The answer is a single number: the count of lines below in which the word "Lubbeek" appears.

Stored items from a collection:
-=-=-=-=-

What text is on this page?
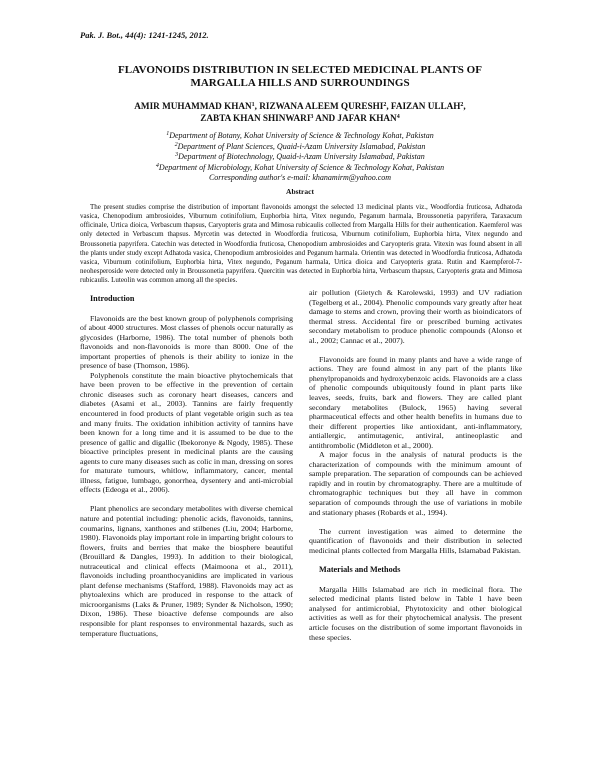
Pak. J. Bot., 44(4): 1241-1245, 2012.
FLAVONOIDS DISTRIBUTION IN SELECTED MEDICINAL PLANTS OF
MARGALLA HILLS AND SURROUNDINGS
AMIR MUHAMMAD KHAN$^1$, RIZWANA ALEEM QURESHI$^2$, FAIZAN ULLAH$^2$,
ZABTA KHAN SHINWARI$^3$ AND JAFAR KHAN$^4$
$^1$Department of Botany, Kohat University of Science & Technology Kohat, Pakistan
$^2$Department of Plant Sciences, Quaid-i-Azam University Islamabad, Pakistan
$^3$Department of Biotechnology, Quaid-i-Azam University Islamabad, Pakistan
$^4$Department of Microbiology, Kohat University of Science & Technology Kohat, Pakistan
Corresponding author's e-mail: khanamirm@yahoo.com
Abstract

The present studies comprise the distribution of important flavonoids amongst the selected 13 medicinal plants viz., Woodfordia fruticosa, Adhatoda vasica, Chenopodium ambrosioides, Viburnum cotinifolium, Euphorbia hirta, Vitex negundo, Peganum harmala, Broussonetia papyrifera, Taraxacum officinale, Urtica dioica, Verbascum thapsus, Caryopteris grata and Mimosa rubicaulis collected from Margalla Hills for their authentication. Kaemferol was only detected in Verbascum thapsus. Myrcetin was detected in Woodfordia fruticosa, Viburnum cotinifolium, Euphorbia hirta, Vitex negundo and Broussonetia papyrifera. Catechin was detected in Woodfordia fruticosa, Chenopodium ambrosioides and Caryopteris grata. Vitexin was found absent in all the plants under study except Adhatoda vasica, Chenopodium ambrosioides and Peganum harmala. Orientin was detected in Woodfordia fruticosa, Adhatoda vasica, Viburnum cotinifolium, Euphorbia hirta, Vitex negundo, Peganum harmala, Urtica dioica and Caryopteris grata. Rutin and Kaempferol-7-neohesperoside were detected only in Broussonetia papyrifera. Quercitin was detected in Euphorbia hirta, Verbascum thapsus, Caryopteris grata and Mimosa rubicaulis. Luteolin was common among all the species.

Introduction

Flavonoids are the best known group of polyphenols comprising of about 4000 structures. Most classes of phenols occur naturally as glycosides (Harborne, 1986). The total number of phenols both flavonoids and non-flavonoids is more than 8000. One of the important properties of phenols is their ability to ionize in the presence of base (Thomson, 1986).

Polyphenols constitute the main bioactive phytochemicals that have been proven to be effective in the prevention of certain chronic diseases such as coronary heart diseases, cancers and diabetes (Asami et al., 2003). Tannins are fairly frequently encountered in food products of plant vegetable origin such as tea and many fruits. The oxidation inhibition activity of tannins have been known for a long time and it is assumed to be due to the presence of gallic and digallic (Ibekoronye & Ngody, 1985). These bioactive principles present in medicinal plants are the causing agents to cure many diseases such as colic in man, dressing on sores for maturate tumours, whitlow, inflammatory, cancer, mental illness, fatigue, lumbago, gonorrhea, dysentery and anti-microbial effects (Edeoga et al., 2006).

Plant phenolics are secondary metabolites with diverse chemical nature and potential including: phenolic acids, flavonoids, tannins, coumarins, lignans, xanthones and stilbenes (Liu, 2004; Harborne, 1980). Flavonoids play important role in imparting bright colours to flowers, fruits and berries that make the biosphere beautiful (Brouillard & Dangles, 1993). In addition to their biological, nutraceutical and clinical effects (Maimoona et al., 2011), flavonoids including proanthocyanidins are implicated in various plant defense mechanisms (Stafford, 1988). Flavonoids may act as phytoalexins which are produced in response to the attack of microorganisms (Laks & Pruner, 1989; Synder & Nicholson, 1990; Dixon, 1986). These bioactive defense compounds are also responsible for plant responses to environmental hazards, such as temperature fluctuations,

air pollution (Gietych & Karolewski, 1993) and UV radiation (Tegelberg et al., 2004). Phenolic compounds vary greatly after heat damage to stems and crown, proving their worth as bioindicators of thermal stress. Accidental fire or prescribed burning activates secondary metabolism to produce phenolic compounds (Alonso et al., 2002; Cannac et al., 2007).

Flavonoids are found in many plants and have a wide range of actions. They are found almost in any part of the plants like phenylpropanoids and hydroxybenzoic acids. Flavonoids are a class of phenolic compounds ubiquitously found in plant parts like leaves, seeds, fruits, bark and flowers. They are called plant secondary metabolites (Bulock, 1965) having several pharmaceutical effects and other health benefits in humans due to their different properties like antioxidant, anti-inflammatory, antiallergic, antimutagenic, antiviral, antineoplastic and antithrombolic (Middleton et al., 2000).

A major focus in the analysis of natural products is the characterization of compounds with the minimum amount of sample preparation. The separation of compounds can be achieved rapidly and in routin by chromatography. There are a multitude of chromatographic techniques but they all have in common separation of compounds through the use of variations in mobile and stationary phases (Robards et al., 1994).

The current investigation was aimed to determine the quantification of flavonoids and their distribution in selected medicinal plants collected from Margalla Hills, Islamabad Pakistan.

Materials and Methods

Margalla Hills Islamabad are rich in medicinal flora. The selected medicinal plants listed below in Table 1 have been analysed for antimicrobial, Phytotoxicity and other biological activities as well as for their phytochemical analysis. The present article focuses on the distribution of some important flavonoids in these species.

-=-=-=-=-

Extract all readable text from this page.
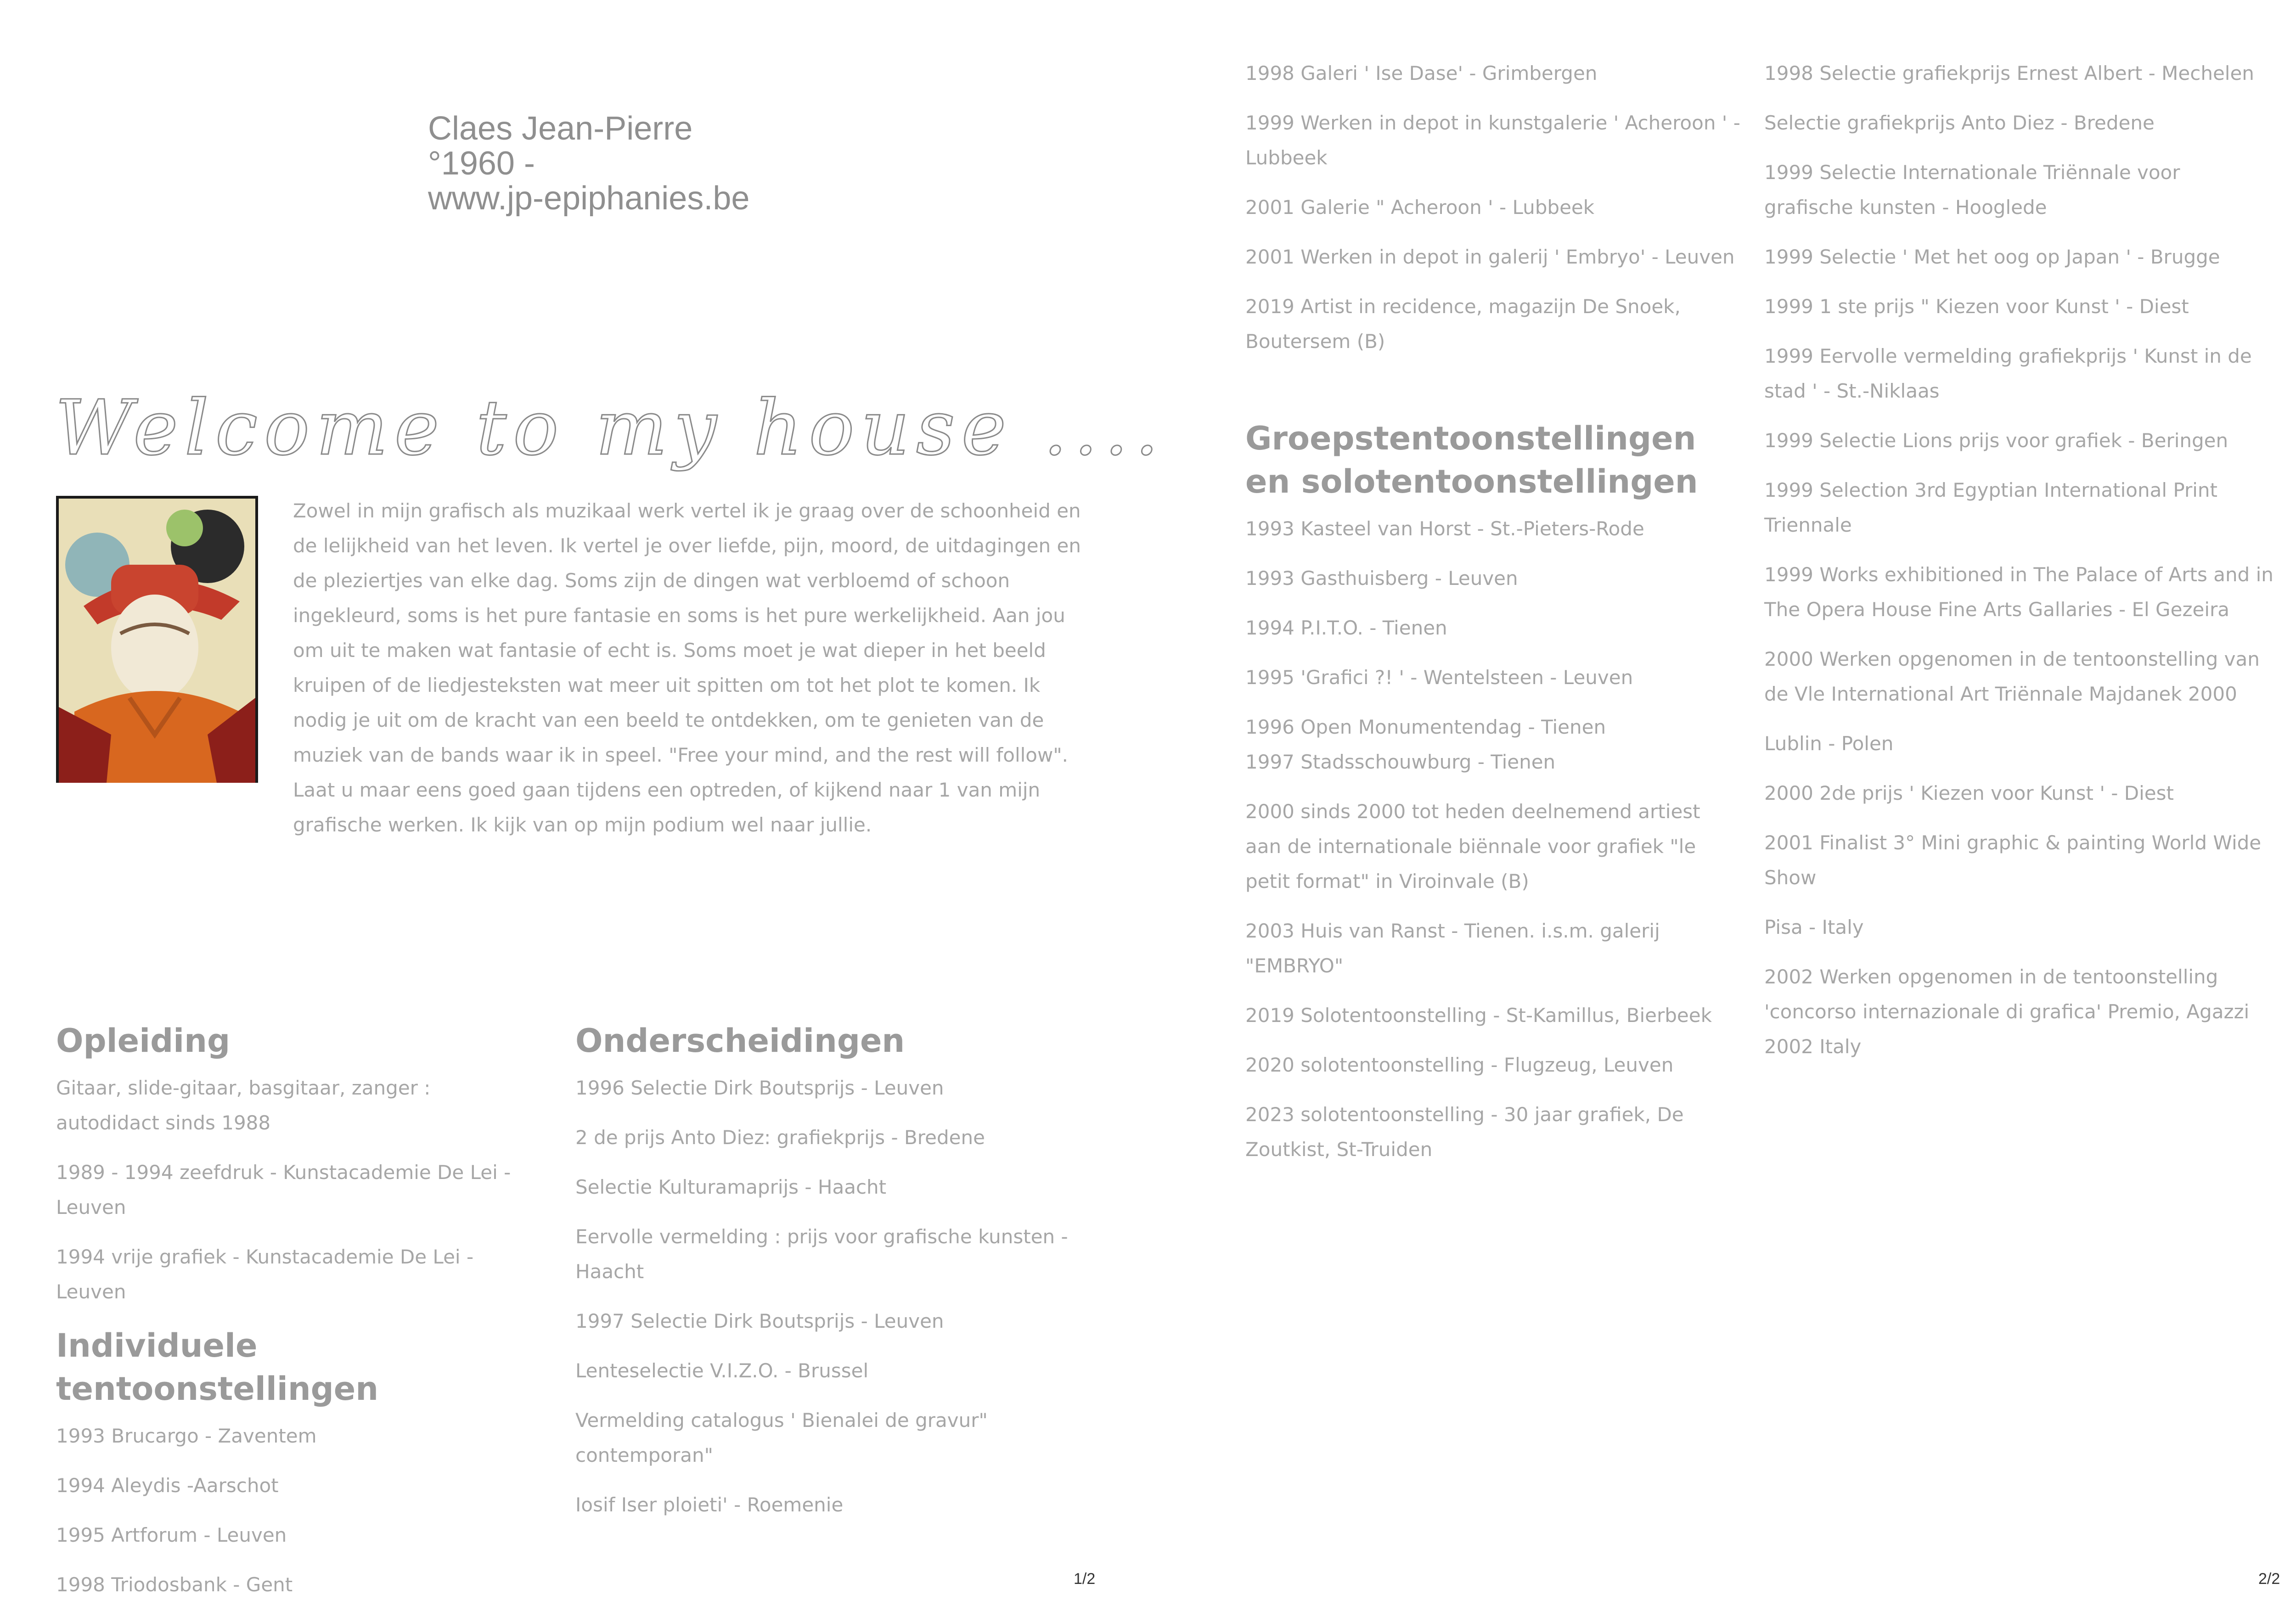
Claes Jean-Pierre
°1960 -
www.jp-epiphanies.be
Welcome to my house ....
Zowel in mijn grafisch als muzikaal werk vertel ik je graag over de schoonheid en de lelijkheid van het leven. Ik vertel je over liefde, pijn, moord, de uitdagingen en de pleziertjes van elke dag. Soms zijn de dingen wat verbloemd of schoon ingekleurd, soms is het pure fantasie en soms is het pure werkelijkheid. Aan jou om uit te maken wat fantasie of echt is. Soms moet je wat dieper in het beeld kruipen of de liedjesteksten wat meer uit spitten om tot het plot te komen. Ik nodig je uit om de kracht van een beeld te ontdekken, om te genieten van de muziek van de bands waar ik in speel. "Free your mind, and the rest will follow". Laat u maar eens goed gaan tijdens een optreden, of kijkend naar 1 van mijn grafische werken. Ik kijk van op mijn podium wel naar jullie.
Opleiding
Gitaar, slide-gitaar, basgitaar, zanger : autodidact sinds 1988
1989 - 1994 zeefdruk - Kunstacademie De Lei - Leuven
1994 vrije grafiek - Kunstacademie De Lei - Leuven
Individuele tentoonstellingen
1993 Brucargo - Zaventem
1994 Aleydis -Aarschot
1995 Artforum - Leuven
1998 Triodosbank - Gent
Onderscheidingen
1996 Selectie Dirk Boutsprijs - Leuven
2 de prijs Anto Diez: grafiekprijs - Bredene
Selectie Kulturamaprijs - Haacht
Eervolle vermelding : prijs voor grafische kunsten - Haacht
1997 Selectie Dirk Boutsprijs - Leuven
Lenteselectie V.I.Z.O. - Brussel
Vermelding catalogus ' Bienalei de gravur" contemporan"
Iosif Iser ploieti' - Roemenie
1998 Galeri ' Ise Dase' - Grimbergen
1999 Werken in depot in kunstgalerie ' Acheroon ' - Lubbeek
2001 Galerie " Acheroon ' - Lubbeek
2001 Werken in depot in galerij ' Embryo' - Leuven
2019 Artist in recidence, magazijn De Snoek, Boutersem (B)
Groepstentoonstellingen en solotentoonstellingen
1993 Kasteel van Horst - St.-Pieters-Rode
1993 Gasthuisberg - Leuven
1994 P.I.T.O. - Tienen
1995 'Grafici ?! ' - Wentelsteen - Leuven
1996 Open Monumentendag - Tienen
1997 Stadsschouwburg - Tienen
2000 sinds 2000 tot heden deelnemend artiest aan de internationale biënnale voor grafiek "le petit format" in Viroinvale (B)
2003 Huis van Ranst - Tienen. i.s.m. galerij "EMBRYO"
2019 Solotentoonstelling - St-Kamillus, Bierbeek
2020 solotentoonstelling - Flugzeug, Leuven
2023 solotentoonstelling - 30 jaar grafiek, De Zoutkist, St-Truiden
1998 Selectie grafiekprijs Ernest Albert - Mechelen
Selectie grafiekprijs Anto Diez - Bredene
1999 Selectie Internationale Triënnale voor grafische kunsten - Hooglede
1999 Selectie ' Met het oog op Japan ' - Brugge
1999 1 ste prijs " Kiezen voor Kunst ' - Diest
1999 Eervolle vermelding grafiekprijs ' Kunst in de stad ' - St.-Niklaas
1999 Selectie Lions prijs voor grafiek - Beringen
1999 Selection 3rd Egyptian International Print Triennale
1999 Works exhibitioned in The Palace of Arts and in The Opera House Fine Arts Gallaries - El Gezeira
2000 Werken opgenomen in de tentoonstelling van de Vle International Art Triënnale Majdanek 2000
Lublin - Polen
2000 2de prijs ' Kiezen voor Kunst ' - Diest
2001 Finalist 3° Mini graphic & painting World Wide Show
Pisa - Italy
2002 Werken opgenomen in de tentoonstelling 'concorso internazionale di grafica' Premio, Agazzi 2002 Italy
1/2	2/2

-=-=-=-=-

§ **Expected output**
2